# [The exercise]
What lines of the data hold the string "chauffage"? Pull each one out.

Data extracted from a collection:
#####

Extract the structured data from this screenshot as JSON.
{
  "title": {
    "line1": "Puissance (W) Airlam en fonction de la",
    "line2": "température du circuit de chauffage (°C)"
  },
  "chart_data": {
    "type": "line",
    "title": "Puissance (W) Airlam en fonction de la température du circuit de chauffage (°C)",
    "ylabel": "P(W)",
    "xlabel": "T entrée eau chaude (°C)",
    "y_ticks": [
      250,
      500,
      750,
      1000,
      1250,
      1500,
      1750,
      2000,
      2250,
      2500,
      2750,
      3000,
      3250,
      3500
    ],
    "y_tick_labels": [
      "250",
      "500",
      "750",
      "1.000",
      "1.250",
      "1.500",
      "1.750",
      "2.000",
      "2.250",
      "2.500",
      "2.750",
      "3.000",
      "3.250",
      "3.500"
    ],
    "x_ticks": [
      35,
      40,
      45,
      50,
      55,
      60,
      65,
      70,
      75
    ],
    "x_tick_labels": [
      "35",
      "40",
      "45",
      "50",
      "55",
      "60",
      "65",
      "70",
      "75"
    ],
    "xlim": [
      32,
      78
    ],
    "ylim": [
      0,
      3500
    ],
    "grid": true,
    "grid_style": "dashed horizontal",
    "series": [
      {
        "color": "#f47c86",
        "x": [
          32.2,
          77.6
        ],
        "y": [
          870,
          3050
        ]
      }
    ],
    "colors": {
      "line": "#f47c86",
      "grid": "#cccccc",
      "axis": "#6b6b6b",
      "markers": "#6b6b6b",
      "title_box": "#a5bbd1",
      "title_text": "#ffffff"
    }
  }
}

#####

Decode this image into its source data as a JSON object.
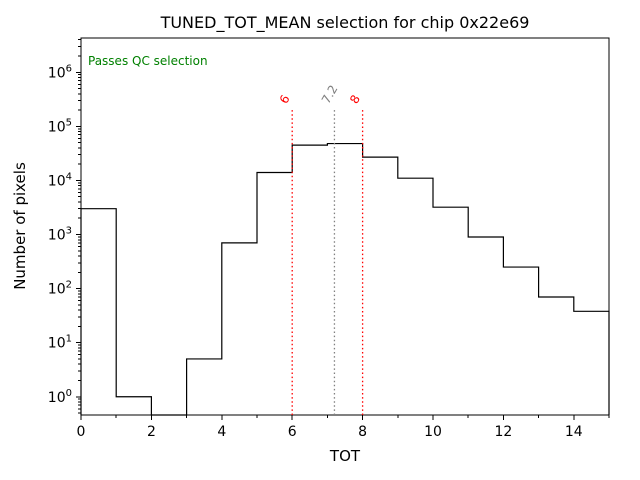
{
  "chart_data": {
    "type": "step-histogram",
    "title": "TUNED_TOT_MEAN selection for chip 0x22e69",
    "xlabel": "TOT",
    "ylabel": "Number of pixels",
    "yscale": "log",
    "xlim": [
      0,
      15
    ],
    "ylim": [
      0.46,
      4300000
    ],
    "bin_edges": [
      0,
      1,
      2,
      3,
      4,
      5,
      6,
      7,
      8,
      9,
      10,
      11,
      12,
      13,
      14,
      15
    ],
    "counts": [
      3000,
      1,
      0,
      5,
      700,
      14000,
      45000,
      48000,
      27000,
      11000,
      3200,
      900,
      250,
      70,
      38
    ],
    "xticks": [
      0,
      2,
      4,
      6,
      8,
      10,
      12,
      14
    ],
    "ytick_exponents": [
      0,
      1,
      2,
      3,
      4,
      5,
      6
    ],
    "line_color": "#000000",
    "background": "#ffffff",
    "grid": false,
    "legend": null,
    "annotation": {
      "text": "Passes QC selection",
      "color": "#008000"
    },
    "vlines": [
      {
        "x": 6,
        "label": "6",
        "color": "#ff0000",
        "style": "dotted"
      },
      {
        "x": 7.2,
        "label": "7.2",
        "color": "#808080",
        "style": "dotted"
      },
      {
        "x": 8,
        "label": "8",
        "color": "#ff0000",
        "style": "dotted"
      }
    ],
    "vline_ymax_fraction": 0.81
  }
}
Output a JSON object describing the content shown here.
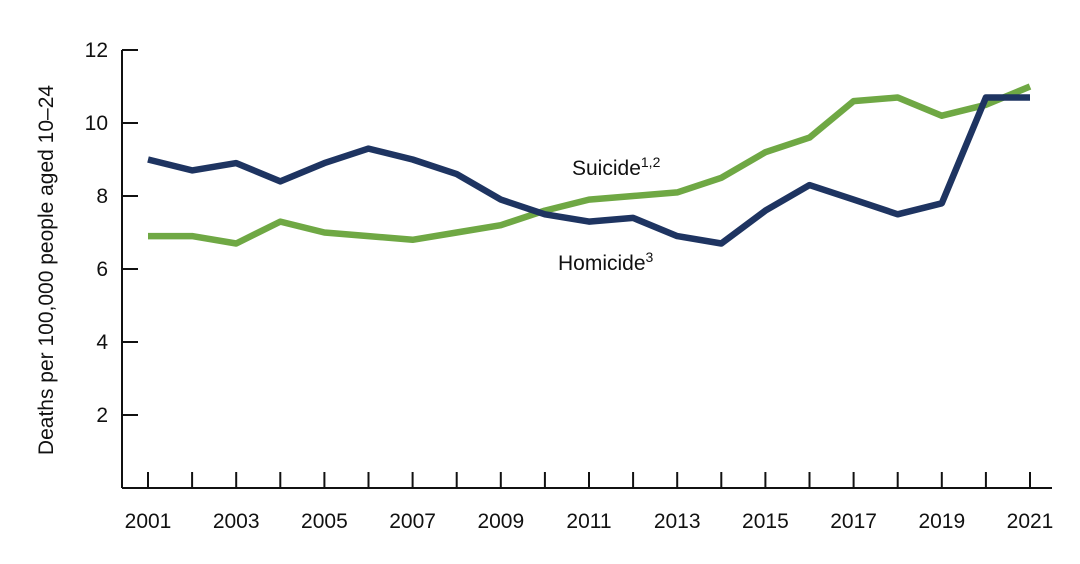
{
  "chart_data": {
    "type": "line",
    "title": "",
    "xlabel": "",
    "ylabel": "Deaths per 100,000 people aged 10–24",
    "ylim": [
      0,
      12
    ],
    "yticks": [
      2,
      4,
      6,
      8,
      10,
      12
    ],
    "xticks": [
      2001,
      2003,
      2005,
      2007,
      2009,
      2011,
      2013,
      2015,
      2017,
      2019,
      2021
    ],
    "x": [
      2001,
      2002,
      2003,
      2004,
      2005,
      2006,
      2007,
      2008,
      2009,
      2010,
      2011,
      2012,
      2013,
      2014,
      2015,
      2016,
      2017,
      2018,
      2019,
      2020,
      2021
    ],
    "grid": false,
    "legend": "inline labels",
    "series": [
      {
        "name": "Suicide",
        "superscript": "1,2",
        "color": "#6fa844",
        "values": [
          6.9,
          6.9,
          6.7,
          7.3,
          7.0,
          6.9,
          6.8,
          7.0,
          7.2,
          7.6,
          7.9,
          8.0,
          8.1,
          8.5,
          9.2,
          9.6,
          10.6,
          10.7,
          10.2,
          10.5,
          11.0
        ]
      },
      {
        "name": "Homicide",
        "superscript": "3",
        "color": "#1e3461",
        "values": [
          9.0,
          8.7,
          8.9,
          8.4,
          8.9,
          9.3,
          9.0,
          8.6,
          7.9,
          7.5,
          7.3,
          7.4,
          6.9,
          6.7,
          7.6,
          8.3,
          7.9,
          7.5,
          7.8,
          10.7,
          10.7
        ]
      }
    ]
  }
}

#####

# [Solution for this task]
    "line2": "température du circuit de chauffage (°C)"
    "title": "Puissance (W) Airlam en fonction de la température du circuit de chauffage (°C)",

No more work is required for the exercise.